### Texto fornecido
______
José Antonio Dominguez – Professor do IFAT
Fabiano era um devoto cristão daqueles primeiros séculos, nos quais testemunhar publicamente o nome de Jesus significava pôr em risco a própria vida. Não havia muito que o Papa fora martirizado. “O pontificado de Antero — afirma Eusébio de Cesaréia — tinha durado apenas um mês” 1. E Fabiano, como todos os fiéis, aguardava ansioso a eleição do novo pontífice.
Assim que as circunstâncias o permitiram, o clero e o povo cristão de Roma se reuniram em algum dos locais de culto, talvez uma dependência das catacumbas, e procederam à eleição. Procuravam empenhadamente chegar a um consenso em torno do candidato mais idôneo. As preferências se inclinavam para aqueles de origem nobre e influente. No entanto, não havia meio de chegarem a um acordo.
Do anonimato à notoriedade
Naquele dia, Fabiano voltava do campo, com alguns amigos. No caminho, sentiu um desejo intenso de saber quem seria o novo Papa. Mera curiosidade? Inspiração do Espírito Santo? E ele, movido por esse misterioso impulso, entrou no local onde transcorria a eleição.
Podemos imaginar que tenha ido logo procurar seus conhecidos para se informar das últimas novidades. Talvez algum dos candidatos fosse seu amigo ou parente…
Porém, Fabiano, ao transpor o umbral do lugar onde se desenrolava esse acontecimento histórico, estava bem convicto de que na escolha de um Papa há sempre um eleitor invisível, o qual tem a última palavra, independentemente das intenções humanas que possam interferir naquele ato: o Divino Espírito Santo.
Dessa vez, o Grande Eleitor havia decidido intervir de modo visível.
Enquanto Fabiano se esgueirava por entre a assistência para se aproximar do centro da cena onde se desenrolavam os debates, uma pomba entrou por uma janela do recinto, esvoaçou elegantemente sobre os circunstantes e pousou suavemente sobre a sua cabeça: o Espírito Santo o havia escolhido! A assembléia, presenciando o fato, logo irrompeu numa grande aclamação de júbilo diante de um sinal tão notório da Providência: “Ele é digno! Ele é digno! E apesar da resistência de Fabiano, cercaram-no e o fizeram sentar-se no trono pontifício”, relata Eusébio de Cesaréia 2.
O escolhido pela pomba na origem do Colégio Cardinalício
São Fabiano governou a Igreja durante 14 anos, tendo coroado seu pontificado com o martírio, sob o imperador Décio, a 20 de janeiro de 250.
Entre as medidas inovadoras tomadas por esse Papa, destaca-se a nomeação de um diácono para cada uma das sete regiões de Roma, a fim de dar assistência aos pobres, assim como sete subdiáconos para dirigir os notarii, encarregados de redigir as atas dos mártires. Esses diáconos regionais são os antepassados remotos de uma das ordens em que se divide o Colégio Cardinalício: os cardeais-diáconos. E não deixa de ser singular o fato de ter sido um Papa escolhido por uma “pomba” quem lançou os fundamentos da instituição que, séculos mais tarde, teria como principal função a eleição do sumo pontífice.
______
### Dados brutos
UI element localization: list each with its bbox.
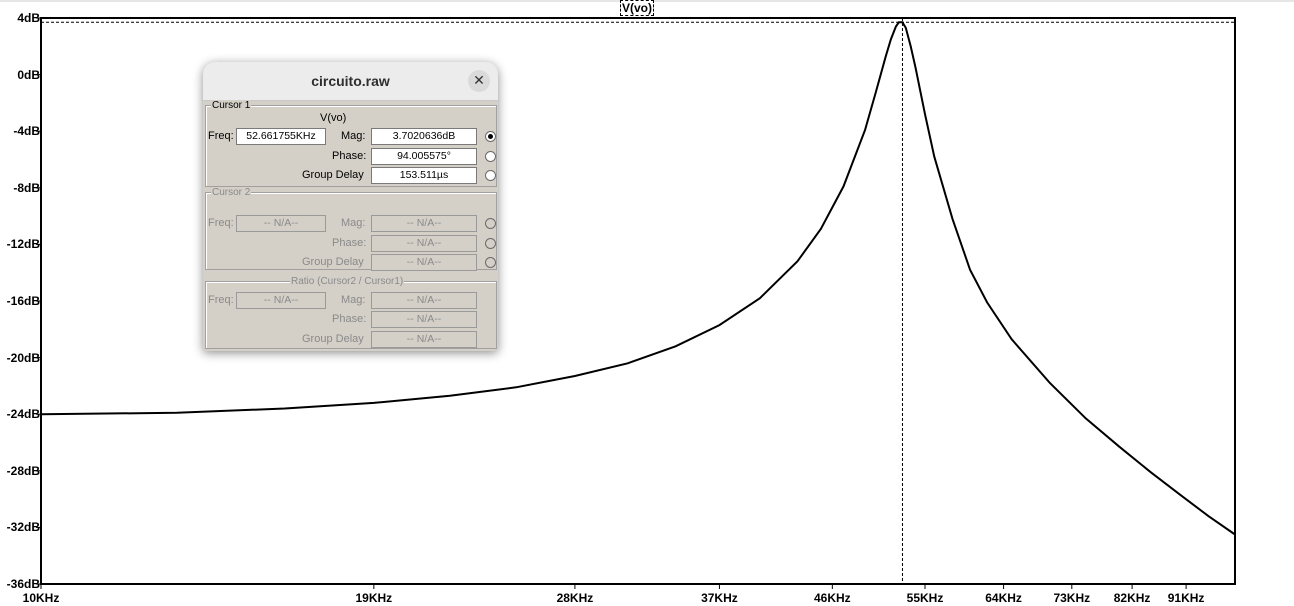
dialog-titlebar[interactable]: circuito.raw ✕: [203, 62, 498, 101]
ratio-gd-field: -- N/A--: [371, 331, 477, 348]
cursor1-gd-field[interactable]: 153.511µs: [371, 167, 477, 184]
x-tick-label: 73KHz: [1053, 591, 1091, 605]
y-tick-label: 0dB: [17, 67, 40, 82]
x-tick-label: 82KHz: [1113, 591, 1151, 605]
cursor1-phase-radio[interactable]: [485, 151, 496, 162]
y-tick-label: -36dB: [6, 577, 40, 591]
cursor2-gd-radio[interactable]: [485, 257, 496, 268]
y-tick-label: -12dB: [6, 237, 40, 252]
cursor1-freq-field[interactable]: 52.661755KHz: [236, 128, 326, 145]
y-tick-label: -4dB: [13, 124, 40, 139]
y-tick-label: -28dB: [6, 463, 40, 478]
ratio-gd-label: Group Delay: [302, 333, 364, 345]
cursor-dialog[interactable]: circuito.raw ✕ Cursor 1 V(vo) Freq: 52.6…: [203, 62, 498, 351]
ratio-mag-field: -- N/A--: [371, 292, 477, 309]
trace-label[interactable]: V(vo): [620, 0, 654, 16]
ratio-freq-label: Freq:: [208, 294, 234, 306]
x-tick-label: 55KHz: [906, 591, 944, 605]
cursor2-mag-field: -- N/A--: [371, 215, 477, 232]
y-tick-label: -16dB: [6, 294, 40, 308]
cursor1-freq-label: Freq:: [208, 130, 234, 142]
cursor2-mag-label: Mag:: [341, 217, 366, 229]
ratio-phase-label: Phase:: [332, 313, 367, 325]
cursor2-phase-label: Phase:: [332, 237, 367, 249]
ratio-legend: Ratio (Cursor2 / Cursor1): [290, 276, 405, 287]
cursor2-freq-field: -- N/A--: [236, 215, 326, 232]
ratio-freq-field: -- N/A--: [236, 292, 326, 309]
cursor1-phase-field[interactable]: 94.005575°: [371, 148, 477, 165]
y-tick-label: -24dB: [6, 407, 40, 422]
cursor1-mag-label: Mag:: [341, 130, 366, 142]
y-tick-label: -32dB: [6, 520, 40, 535]
cursor2-group: Cursor 2 Freq: -- N/A-- Mag: -- N/A-- Ph…: [205, 187, 497, 271]
x-tick-label: 91KHz: [1167, 591, 1205, 605]
x-tick-label: 19KHz: [355, 591, 393, 605]
y-tick-label: -20dB: [6, 350, 40, 365]
cursor2-mag-radio[interactable]: [485, 218, 496, 229]
cursor1-gd-radio[interactable]: [485, 170, 496, 181]
ratio-group: Ratio (Cursor2 / Cursor1) Freq: -- N/A--…: [205, 276, 497, 349]
y-tick-label: -8dB: [13, 180, 40, 195]
cursor2-phase-radio[interactable]: [485, 238, 496, 249]
x-tick-label: 10KHz: [22, 591, 60, 605]
cursor2-freq-label: Freq:: [208, 217, 234, 229]
cursor1-mag-field[interactable]: 3.7020636dB: [371, 128, 477, 145]
ratio-mag-label: Mag:: [341, 294, 366, 306]
cursor2-phase-field: -- N/A--: [371, 235, 477, 252]
cursor1-gd-label: Group Delay: [302, 169, 364, 181]
cursor2-gd-field: -- N/A--: [371, 254, 477, 271]
x-tick-label: 28KHz: [556, 591, 594, 605]
x-tick-label: 37KHz: [701, 591, 738, 605]
y-tick-label: 4dB: [17, 11, 40, 25]
ratio-phase-field: -- N/A--: [371, 311, 477, 328]
cursor1-group: Cursor 1 V(vo) Freq: 52.661755KHz Mag: 3…: [205, 100, 497, 187]
x-tick-label: 46KHz: [813, 591, 851, 605]
cursor2-legend: Cursor 2: [211, 187, 252, 198]
dialog-title: circuito.raw: [311, 73, 390, 89]
cursor1-trace-name: V(vo): [320, 112, 347, 124]
close-icon[interactable]: ✕: [468, 70, 490, 92]
cursor2-gd-label: Group Delay: [302, 256, 364, 268]
cursor1-phase-label: Phase:: [332, 150, 367, 162]
cursor1-mag-radio[interactable]: [485, 131, 496, 142]
trace-vvo-line: [40, 21, 1236, 536]
cursor1-legend: Cursor 1: [211, 100, 252, 111]
x-tick-label: 64KHz: [985, 591, 1022, 605]
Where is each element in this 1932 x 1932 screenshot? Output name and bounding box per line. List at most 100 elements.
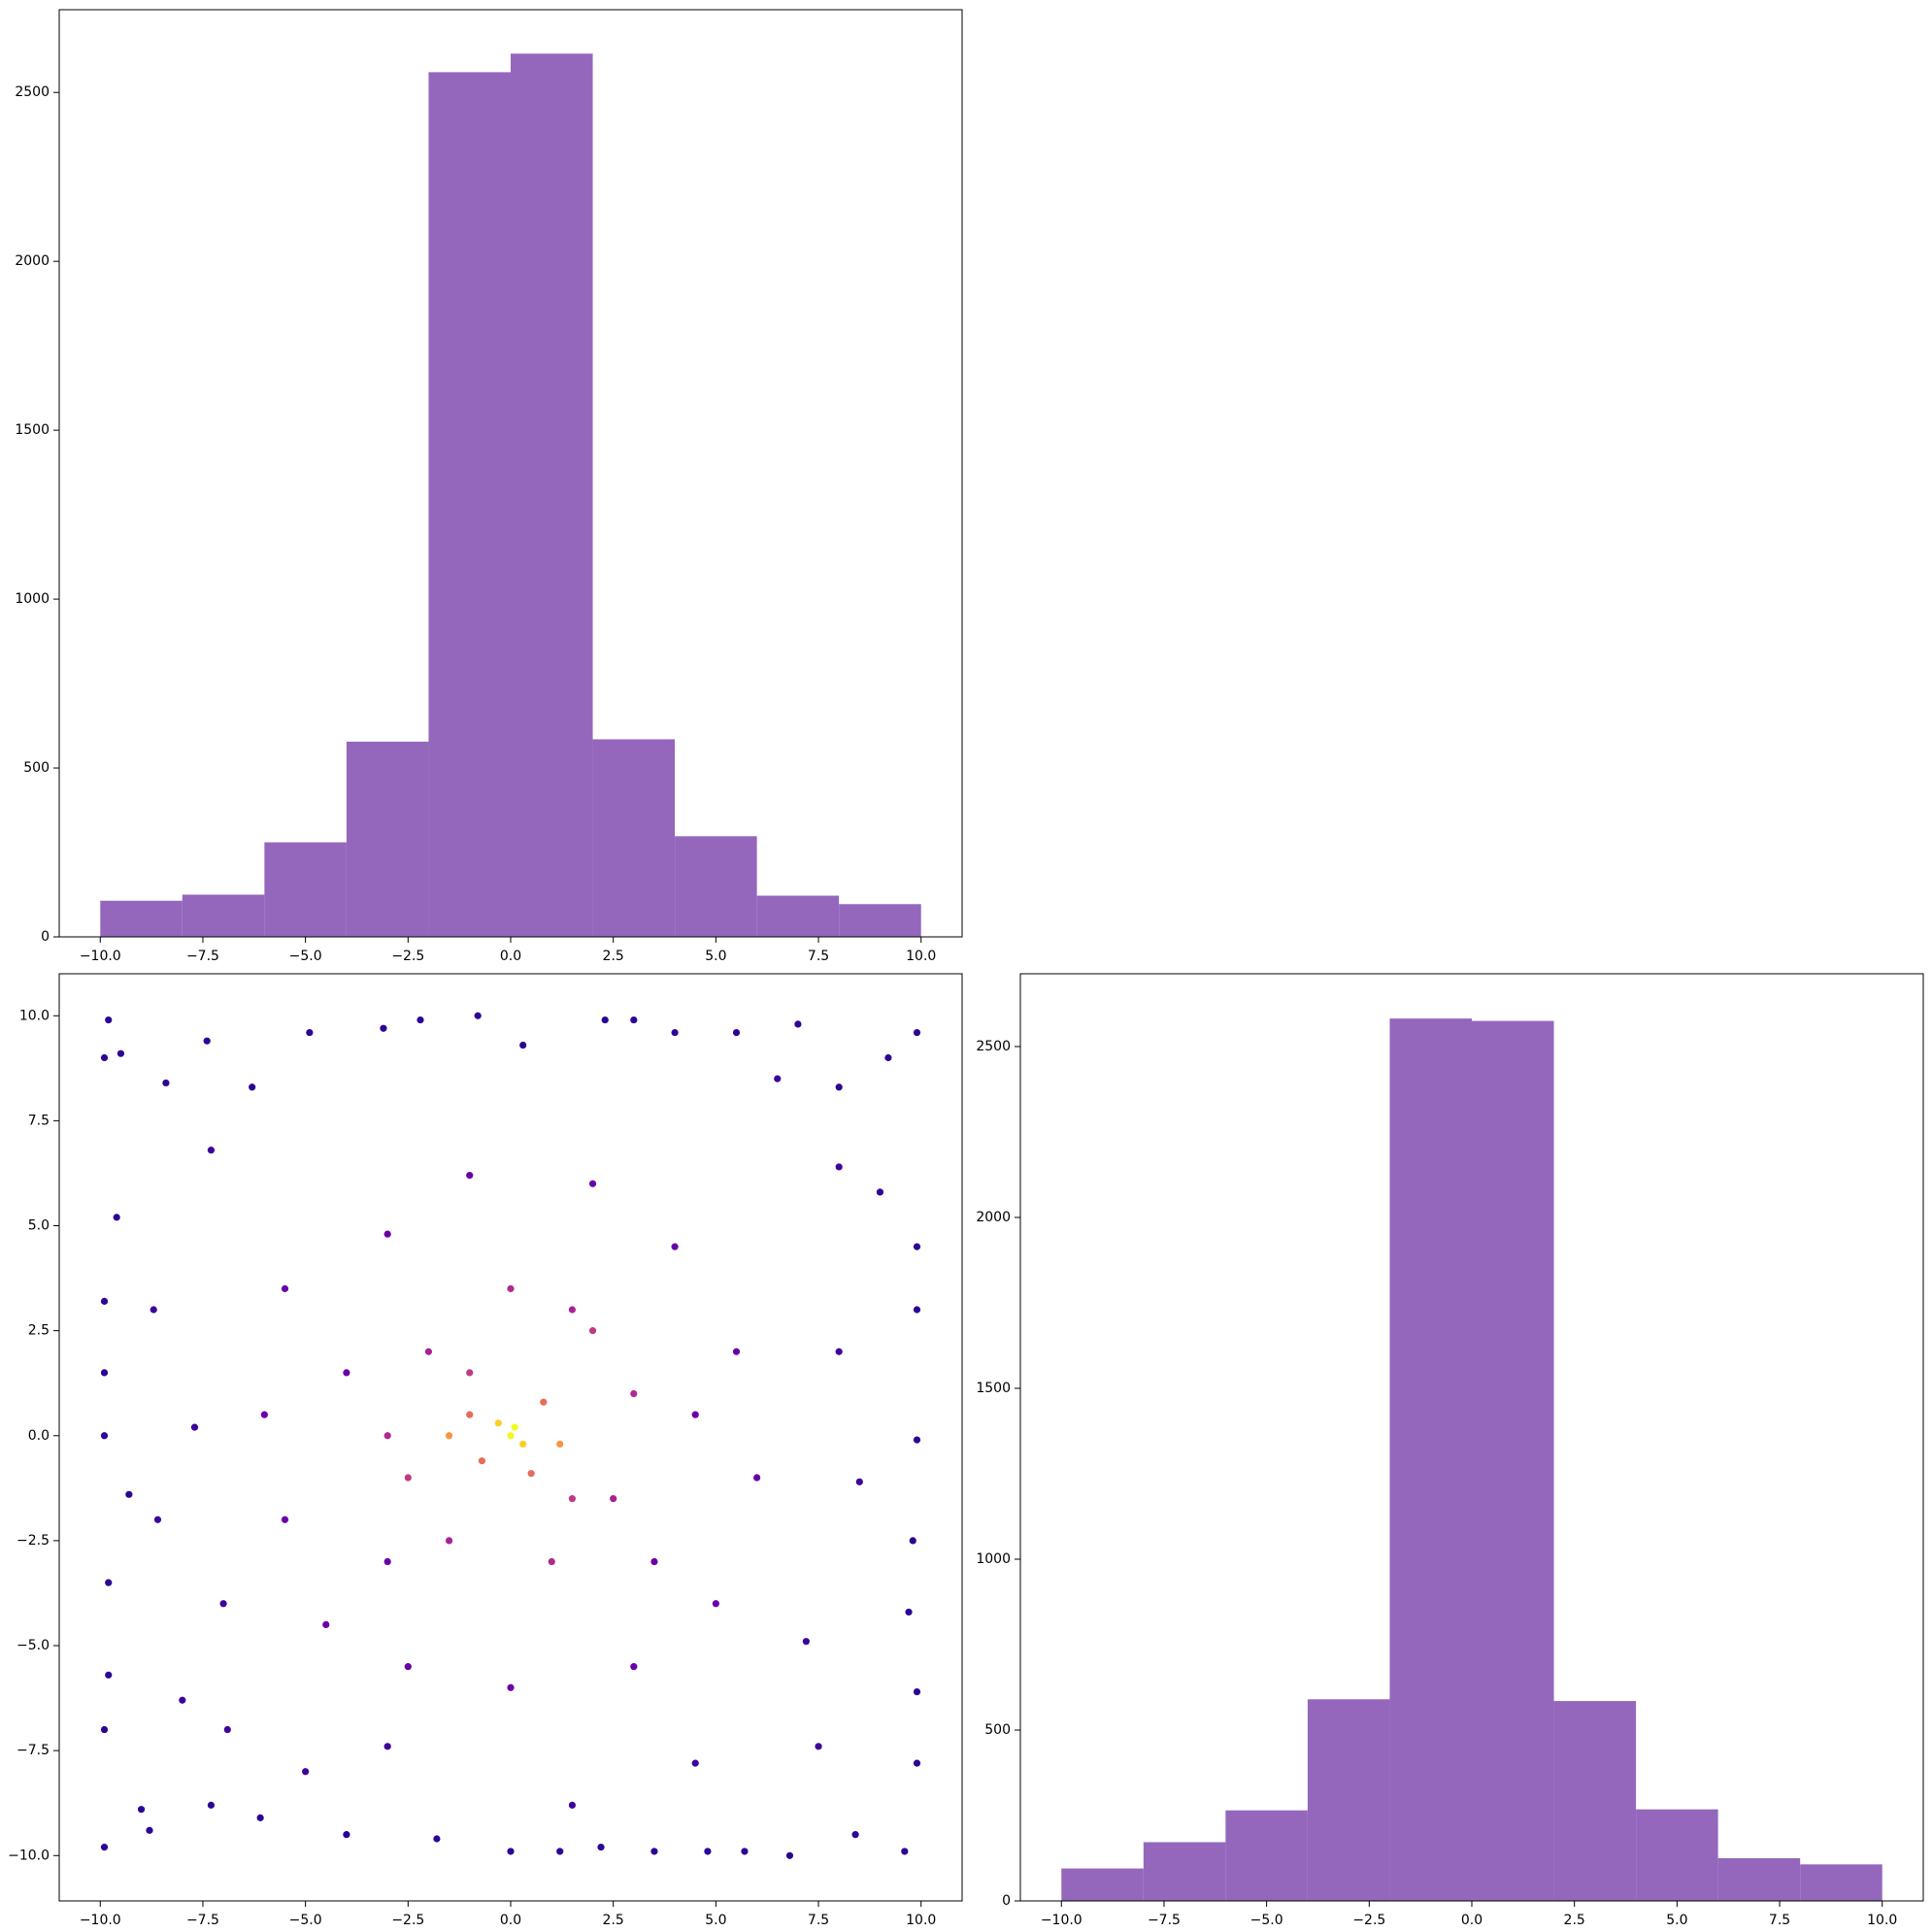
scatter-point <box>383 1557 391 1566</box>
scatter-point <box>383 1230 391 1238</box>
scatter-point <box>913 1688 921 1696</box>
scatter-point <box>190 1423 199 1431</box>
x-tick-label: 5.0 <box>705 949 726 964</box>
y-tick-label: 0.0 <box>28 1428 50 1444</box>
scatter-point <box>794 1020 802 1028</box>
x-tick-label: −5.0 <box>289 949 322 964</box>
scatter-point <box>507 1683 515 1691</box>
scatter-point <box>540 1398 548 1406</box>
scatter-point <box>146 1826 153 1834</box>
scatter-point <box>774 1075 782 1083</box>
scatter-point <box>404 1474 412 1482</box>
x-tick-label: 7.5 <box>808 949 829 964</box>
y-tick-label: −10.0 <box>8 1848 50 1863</box>
y-tick-label: 1000 <box>15 591 50 607</box>
scatter-point <box>913 1436 921 1444</box>
histogram-bar <box>839 904 921 937</box>
scatter-point <box>207 1801 216 1809</box>
scatter-point <box>556 1440 564 1449</box>
scatter-point <box>671 1028 679 1037</box>
scatter-point <box>753 1474 761 1482</box>
scatter-point <box>876 1188 884 1196</box>
scatter-point <box>219 1600 227 1608</box>
x-tick-label: −10.0 <box>80 949 121 964</box>
histogram-bar <box>1061 1868 1144 1901</box>
scatter-point <box>650 1557 658 1566</box>
scatter-point <box>494 1419 502 1427</box>
scatter-point <box>105 1579 113 1586</box>
x-tick-label: 10.0 <box>1867 1913 1897 1928</box>
scatter-point <box>445 1537 453 1545</box>
x-tick-label: −10.0 <box>80 1913 121 1928</box>
scatter-point <box>260 1411 268 1418</box>
y-tick-label: 2000 <box>15 253 50 269</box>
scatter-point <box>630 1663 638 1671</box>
x-tick-label: −7.5 <box>186 949 219 964</box>
x-tick-label: 0.0 <box>500 1913 521 1928</box>
scatter-point <box>851 1831 859 1839</box>
y-tick-label: 7.5 <box>28 1113 50 1128</box>
histogram-bar <box>1636 1809 1718 1901</box>
scatter-point <box>380 1024 387 1032</box>
scatter-point <box>223 1725 231 1734</box>
scatter-point <box>568 1306 577 1314</box>
y-tick-label: −7.5 <box>17 1743 50 1758</box>
scatter-point <box>519 1440 527 1449</box>
scatter-point <box>162 1079 170 1087</box>
scatter-point <box>100 1053 109 1062</box>
y-tick-label: 2.5 <box>28 1323 50 1339</box>
scatter-point <box>884 1053 892 1062</box>
histogram-bar <box>756 895 840 937</box>
scatter-point <box>507 1848 515 1855</box>
x-tick-label: 2.5 <box>603 949 624 964</box>
scatter-point <box>100 1432 109 1440</box>
scatter-point <box>704 1848 712 1855</box>
y-tick-label: 500 <box>23 760 50 776</box>
scatter-point <box>343 1831 350 1839</box>
x-tick-label: 5.0 <box>1666 1913 1687 1928</box>
scatter-point <box>610 1495 617 1503</box>
scatter-point <box>815 1743 822 1750</box>
scatter-point <box>507 1284 515 1292</box>
histogram-bar <box>1307 1699 1390 1901</box>
scatter-point <box>203 1037 211 1045</box>
scatter-point <box>433 1835 441 1843</box>
scatter-point <box>835 1083 843 1091</box>
scatter-point <box>322 1620 330 1629</box>
scatter-point <box>909 1537 916 1545</box>
scatter-point <box>466 1172 474 1180</box>
x-tick-label: 5.0 <box>705 1913 726 1928</box>
scatter-point <box>125 1490 133 1498</box>
scatter-point <box>835 1348 843 1355</box>
x-tick-label: −2.5 <box>1352 1913 1385 1928</box>
scatter-point <box>117 1049 125 1057</box>
histogram-bar <box>264 842 347 937</box>
scatter-point <box>901 1848 909 1855</box>
scatter-point <box>630 1389 638 1398</box>
x-tick-label: −7.5 <box>186 1913 219 1928</box>
scatter-point <box>343 1369 350 1377</box>
histogram-bar <box>428 72 511 937</box>
scatter-point <box>150 1306 157 1314</box>
x-tick-label: −5.0 <box>1250 1913 1283 1928</box>
x-tick-label: 0.0 <box>1461 1913 1482 1928</box>
scatter-point <box>527 1470 535 1478</box>
scatter-point <box>732 1348 741 1355</box>
scatter-point <box>383 1743 391 1750</box>
scatter-point <box>100 1725 109 1734</box>
histogram-bar <box>182 894 265 937</box>
x-tick-label: −5.0 <box>289 1913 322 1928</box>
x-tick-label: 0.0 <box>500 949 521 964</box>
scatter-point <box>445 1432 453 1440</box>
scatter-point <box>905 1608 913 1616</box>
scatter-point <box>466 1411 474 1418</box>
histogram-bar <box>346 741 429 937</box>
y-tick-label: 5.0 <box>28 1218 50 1234</box>
x-tick-label: −7.5 <box>1148 1913 1181 1928</box>
scatter-point <box>671 1243 679 1250</box>
x-tick-label: −10.0 <box>1041 1913 1083 1928</box>
y-tick-label: 10.0 <box>19 1008 50 1023</box>
scatter-point <box>137 1806 146 1814</box>
scatter-point <box>302 1768 310 1776</box>
scatter-point <box>249 1083 256 1091</box>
______
### Enunciado 1
Transcreva do texto sobre São Fabiano o trecho que vai de "O escolhido pela" até "janeiro de 250.", inclusive.
### Enunciado 2
Segundo o texto sobre São Fabiano, com que finalidade esse Papa nomeou um diácono para cada região de Roma e sete subdiáconos?
### Enunciado 3
Liste os nomes das pessoas históricas citadas no corpo do texto sobre São Fabiano, sem contar a linha de autoria.
O material é independente do texto sobre São Fabiano.

### Resposta final 1
O escolhido pela pomba na origem do Colégio Cardinalício
São Fabiano governou a Igreja durante 14 anos, tendo coroado seu pontificado com o martírio, sob o imperador Décio, a 20 de janeiro de 250.

### Resposta final 2
Os diáconos foram nomeados para dar assistência aos pobres, um para cada uma das sete regiões de Roma. Os sete subdiáconos deveriam dirigir os notarii, encarregados de redigir as atas dos mártires.

### Resposta final 3
- Fabiano
- Jesus
- Antero
- Eusébio de Cesaréia
- Décio